**DIRECTIONS:** Gather each line of the records where "Mówi" appears.

**RECORDED DATA:**
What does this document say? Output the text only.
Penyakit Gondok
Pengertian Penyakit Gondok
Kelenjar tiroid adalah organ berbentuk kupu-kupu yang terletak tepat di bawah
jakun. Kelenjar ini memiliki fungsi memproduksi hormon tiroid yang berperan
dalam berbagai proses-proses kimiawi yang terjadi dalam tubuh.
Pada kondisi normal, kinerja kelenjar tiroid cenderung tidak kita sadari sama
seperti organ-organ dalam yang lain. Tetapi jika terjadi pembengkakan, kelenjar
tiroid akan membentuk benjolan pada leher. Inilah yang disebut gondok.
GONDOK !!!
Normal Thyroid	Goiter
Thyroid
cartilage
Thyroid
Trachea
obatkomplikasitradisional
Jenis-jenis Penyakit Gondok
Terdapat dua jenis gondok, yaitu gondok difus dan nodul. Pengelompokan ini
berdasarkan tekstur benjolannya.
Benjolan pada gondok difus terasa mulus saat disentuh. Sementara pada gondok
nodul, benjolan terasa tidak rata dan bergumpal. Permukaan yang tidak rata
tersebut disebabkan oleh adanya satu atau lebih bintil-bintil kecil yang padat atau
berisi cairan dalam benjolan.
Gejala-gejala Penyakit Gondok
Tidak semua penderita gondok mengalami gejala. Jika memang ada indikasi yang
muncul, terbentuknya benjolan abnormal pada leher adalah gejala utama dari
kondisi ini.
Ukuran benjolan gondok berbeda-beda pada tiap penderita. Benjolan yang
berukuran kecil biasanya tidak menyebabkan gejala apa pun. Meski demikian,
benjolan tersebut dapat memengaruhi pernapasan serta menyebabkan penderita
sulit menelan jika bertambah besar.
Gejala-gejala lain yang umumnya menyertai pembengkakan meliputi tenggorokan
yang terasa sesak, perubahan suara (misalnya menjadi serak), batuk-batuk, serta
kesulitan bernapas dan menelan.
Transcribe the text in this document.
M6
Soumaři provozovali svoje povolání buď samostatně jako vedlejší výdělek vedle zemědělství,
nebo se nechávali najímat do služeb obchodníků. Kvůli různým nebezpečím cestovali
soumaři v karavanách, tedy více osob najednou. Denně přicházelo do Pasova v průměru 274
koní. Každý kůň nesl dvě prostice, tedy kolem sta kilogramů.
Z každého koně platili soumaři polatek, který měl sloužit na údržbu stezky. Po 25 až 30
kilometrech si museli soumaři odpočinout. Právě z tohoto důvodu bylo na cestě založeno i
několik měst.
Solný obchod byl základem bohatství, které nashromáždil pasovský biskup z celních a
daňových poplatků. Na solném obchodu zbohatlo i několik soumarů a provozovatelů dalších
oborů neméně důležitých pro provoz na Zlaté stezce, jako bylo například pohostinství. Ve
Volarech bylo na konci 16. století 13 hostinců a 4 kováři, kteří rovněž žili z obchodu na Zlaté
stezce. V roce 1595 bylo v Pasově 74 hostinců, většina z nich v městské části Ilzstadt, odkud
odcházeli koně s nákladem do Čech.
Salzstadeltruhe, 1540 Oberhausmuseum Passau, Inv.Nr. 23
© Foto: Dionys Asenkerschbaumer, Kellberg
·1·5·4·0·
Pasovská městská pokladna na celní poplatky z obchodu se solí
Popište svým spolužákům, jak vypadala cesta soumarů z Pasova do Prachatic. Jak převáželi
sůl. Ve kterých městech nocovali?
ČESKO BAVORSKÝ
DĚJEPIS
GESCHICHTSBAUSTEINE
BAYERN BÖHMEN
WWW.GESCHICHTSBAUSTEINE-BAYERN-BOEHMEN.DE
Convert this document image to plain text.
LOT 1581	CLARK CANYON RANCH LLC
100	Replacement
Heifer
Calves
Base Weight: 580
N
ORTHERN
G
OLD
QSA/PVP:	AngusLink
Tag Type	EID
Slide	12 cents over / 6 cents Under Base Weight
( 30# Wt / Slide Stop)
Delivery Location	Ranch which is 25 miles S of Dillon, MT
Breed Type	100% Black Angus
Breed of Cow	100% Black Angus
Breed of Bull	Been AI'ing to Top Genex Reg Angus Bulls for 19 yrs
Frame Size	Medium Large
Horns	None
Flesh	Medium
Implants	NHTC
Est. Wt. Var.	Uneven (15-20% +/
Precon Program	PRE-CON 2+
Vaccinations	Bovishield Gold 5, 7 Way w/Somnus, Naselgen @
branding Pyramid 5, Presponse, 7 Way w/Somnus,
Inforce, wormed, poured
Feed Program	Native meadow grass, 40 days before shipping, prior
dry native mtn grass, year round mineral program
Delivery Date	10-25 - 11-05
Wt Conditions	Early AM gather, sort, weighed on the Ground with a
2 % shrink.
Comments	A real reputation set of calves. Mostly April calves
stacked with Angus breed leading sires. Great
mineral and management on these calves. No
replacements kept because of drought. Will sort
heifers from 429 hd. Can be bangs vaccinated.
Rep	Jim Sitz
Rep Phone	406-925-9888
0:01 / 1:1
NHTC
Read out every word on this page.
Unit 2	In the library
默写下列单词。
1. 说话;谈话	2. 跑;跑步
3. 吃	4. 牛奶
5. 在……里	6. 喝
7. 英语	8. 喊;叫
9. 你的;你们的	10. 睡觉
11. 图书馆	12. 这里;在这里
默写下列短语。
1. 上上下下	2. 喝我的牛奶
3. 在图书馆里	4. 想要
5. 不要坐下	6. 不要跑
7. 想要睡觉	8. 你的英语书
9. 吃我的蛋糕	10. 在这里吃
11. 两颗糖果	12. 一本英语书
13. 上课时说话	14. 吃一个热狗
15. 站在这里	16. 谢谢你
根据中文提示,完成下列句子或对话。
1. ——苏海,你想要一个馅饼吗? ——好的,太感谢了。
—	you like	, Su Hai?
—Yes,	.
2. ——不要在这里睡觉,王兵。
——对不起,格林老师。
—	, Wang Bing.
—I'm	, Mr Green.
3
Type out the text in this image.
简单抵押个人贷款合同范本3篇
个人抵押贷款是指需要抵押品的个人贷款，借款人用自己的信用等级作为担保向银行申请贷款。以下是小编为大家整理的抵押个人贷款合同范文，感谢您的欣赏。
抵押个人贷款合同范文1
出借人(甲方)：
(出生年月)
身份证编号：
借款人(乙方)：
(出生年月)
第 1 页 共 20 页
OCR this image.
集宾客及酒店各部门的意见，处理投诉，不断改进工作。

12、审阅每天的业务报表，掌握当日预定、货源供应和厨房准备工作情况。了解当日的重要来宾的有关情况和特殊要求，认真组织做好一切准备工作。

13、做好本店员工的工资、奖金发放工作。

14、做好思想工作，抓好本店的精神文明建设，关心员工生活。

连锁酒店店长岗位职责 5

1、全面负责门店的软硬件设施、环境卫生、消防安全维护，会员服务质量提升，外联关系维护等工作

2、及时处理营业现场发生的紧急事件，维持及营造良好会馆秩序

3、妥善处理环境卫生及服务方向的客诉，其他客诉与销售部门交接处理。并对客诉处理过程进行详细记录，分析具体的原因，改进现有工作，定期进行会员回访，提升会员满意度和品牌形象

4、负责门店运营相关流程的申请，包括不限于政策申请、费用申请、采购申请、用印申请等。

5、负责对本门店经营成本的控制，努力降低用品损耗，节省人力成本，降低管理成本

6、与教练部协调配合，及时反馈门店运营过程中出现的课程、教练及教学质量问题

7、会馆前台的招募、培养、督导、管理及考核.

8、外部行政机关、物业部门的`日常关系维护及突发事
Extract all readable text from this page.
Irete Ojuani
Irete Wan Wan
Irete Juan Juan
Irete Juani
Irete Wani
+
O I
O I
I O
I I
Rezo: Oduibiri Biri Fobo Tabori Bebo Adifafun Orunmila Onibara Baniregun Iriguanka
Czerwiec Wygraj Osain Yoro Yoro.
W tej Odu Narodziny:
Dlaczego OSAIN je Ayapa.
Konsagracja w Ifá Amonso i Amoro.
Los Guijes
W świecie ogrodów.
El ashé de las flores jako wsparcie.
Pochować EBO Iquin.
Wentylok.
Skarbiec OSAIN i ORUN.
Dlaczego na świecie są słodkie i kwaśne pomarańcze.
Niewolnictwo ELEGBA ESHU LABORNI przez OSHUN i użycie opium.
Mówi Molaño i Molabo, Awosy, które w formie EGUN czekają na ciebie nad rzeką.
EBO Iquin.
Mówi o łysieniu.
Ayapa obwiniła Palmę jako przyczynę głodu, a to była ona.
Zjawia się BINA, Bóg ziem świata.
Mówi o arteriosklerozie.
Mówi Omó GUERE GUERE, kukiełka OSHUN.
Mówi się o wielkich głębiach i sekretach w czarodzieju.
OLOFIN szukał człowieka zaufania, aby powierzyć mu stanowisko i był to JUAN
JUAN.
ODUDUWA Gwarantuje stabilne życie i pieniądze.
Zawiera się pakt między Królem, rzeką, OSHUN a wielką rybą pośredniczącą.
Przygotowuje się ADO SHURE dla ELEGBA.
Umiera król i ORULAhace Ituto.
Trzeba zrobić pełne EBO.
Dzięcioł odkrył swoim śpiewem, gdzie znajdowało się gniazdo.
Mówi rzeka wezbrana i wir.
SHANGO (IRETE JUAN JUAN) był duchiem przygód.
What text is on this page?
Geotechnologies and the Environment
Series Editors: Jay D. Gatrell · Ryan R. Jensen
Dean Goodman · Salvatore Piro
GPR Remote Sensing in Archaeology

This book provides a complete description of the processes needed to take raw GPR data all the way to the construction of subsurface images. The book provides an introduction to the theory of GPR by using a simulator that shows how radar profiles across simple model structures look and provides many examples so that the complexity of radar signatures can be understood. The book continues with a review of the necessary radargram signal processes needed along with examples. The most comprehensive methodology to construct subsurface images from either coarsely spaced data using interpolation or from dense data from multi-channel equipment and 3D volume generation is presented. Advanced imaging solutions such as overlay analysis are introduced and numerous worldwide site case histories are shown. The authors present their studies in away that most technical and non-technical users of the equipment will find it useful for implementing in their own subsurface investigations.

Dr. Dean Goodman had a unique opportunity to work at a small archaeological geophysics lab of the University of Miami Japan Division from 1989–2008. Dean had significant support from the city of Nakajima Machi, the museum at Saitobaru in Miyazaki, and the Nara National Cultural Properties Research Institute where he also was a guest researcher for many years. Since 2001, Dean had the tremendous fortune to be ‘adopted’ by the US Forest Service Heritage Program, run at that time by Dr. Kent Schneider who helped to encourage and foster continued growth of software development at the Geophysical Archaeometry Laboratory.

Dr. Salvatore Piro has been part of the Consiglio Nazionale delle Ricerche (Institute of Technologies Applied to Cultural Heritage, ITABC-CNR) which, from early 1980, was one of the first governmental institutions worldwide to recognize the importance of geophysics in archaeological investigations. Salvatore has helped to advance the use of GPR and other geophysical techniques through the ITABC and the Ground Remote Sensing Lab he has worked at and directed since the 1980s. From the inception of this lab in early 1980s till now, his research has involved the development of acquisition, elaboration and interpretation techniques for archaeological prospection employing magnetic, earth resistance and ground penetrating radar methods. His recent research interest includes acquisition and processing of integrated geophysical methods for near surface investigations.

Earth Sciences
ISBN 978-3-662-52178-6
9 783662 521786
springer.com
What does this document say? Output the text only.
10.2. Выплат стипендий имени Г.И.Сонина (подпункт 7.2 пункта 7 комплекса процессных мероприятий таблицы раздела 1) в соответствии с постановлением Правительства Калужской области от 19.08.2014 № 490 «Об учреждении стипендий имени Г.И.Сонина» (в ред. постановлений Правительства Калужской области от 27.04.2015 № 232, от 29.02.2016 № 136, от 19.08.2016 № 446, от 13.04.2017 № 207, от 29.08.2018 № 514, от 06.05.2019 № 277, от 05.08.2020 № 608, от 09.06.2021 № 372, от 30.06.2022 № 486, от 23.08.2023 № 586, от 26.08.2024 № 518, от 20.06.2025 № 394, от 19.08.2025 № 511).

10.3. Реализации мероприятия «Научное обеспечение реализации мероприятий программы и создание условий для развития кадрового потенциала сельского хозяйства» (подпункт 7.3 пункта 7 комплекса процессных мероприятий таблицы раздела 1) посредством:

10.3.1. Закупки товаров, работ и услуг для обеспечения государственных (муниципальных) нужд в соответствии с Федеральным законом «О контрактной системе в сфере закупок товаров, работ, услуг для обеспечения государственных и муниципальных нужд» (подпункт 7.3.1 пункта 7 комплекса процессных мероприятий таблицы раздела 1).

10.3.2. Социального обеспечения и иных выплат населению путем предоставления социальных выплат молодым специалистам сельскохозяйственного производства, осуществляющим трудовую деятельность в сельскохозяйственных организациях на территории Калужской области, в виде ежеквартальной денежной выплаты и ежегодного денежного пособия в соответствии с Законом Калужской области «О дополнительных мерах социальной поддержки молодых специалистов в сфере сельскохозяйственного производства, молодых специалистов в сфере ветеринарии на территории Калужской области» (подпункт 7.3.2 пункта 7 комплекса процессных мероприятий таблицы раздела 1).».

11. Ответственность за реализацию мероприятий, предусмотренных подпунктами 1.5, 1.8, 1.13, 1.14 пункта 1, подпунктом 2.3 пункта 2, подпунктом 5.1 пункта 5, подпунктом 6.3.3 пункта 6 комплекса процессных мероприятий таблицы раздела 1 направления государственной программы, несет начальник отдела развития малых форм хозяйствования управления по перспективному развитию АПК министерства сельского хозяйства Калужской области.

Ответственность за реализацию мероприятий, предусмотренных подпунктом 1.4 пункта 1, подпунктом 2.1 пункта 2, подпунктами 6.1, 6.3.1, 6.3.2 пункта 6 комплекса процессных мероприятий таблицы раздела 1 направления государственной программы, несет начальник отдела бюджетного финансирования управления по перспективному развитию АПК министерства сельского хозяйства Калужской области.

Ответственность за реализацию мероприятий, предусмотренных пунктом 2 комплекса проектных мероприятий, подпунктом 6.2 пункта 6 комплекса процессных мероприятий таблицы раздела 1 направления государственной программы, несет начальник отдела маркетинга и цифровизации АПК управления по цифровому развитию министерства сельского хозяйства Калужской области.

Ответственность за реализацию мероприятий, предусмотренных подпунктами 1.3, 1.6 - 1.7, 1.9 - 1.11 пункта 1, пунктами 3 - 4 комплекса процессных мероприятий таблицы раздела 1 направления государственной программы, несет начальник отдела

**WRITTEN REPLY:**
Mówi Molaño i Molabo, Awosy, które w formie EGUN czekają na ciebie nad rzeką.
Mówi o łysieniu.
Mówi o arteriosklerozie.
Mówi Omó GUERE GUERE, kukiełka OSHUN.
Mówi się o wielkich głębiach i sekretach w czarodzieju.
Mówi rzeka wezbrana i wir.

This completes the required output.